Stated goal: Copy out the listing in full, exactly as written, but not its pictures.

Records supplied:
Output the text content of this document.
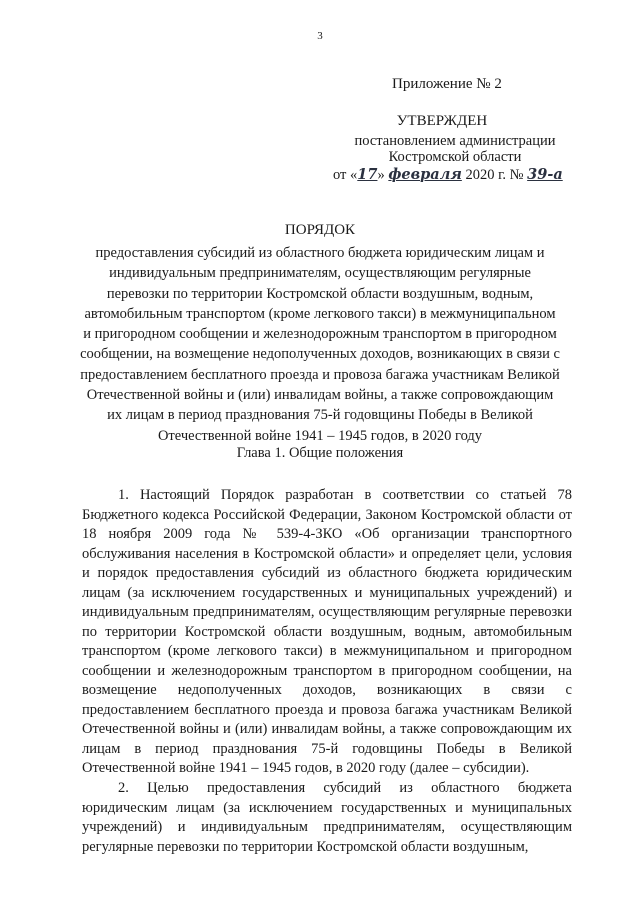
3
Приложение № 2
УТВЕРЖДЕН
постановлением администрации
Костромской области
от «17» февраля 2020 г. № 39-а
ПОРЯДОК
предоставления субсидий из областного бюджета юридическим лицам и индивидуальным предпринимателям, осуществляющим регулярные перевозки по территории Костромской области воздушным, водным, автомобильным транспортом (кроме легкового такси) в межмуниципальном и пригородном сообщении и железнодорожным транспортом в пригородном сообщении, на возмещение недополученных доходов, возникающих в связи с предоставлением бесплатного проезда и провоза багажа участникам Великой Отечественной войны и (или) инвалидам войны, а также сопровождающим их лицам в период празднования 75-й годовщины Победы в Великой Отечественной войне 1941 – 1945 годов, в 2020 году
Глава 1. Общие положения
1. Настоящий Порядок разработан в соответствии со статьей 78 Бюджетного кодекса Российской Федерации, Законом Костромской области от 18 ноября 2009 года № 539-4-ЗКО «Об организации транспортного обслуживания населения в Костромской области» и определяет цели, условия и порядок предоставления субсидий из областного бюджета юридическим лицам (за исключением государственных и муниципальных учреждений) и индивидуальным предпринимателям, осуществляющим регулярные перевозки по территории Костромской области воздушным, водным, автомобильным транспортом (кроме легкового такси) в межмуниципальном и пригородном сообщении и железнодорожным транспортом в пригородном сообщении, на возмещение недополученных доходов, возникающих в связи с предоставлением бесплатного проезда и провоза багажа участникам Великой Отечественной войны и (или) инвалидам войны, а также сопровождающим их лицам в период празднования 75-й годовщины Победы в Великой Отечественной войне 1941 – 1945 годов, в 2020 году (далее – субсидии).
2. Целью предоставления субсидий из областного бюджета юридическим лицам (за исключением государственных и муниципальных учреждений) и индивидуальным предпринимателям, осуществляющим регулярные перевозки по территории Костромской области воздушным,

Worked answer:
Output the text content of this document.
3
Приложение № 2
УТВЕРЖДЕН
постановлением администрации
Костромской области
от «17» февраля 2020 г. № 39-а
ПОРЯДОК
предоставления субсидий из областного бюджета юридическим лицам и индивидуальным предпринимателям, осуществляющим регулярные перевозки по территории Костромской области воздушным, водным, автомобильным транспортом (кроме легкового такси) в межмуниципальном и пригородном сообщении и железнодорожным транспортом в пригородном сообщении, на возмещение недополученных доходов, возникающих в связи с предоставлением бесплатного проезда и провоза багажа участникам Великой Отечественной войны и (или) инвалидам войны, а также сопровождающим их лицам в период празднования 75-й годовщины Победы в Великой Отечественной войне 1941 – 1945 годов, в 2020 году
Глава 1. Общие положения
1. Настоящий Порядок разработан в соответствии со статьей 78 Бюджетного кодекса Российской Федерации, Законом Костромской области от 18 ноября 2009 года № 539-4-ЗКО «Об организации транспортного обслуживания населения в Костромской области» и определяет цели, условия и порядок предоставления субсидий из областного бюджета юридическим лицам (за исключением государственных и муниципальных учреждений) и индивидуальным предпринимателям, осуществляющим регулярные перевозки по территории Костромской области воздушным, водным, автомобильным транспортом (кроме легкового такси) в межмуниципальном и пригородном сообщении и железнодорожным транспортом в пригородном сообщении, на возмещение недополученных доходов, возникающих в связи с предоставлением бесплатного проезда и провоза багажа участникам Великой Отечественной войны и (или) инвалидам войны, а также сопровождающим их лицам в период празднования 75-й годовщины Победы в Великой Отечественной войне 1941 – 1945 годов, в 2020 году (далее – субсидии).
2. Целью предоставления субсидий из областного бюджета юридическим лицам (за исключением государственных и муниципальных учреждений) и индивидуальным предпринимателям, осуществляющим регулярные перевозки по территории Костромской области воздушным,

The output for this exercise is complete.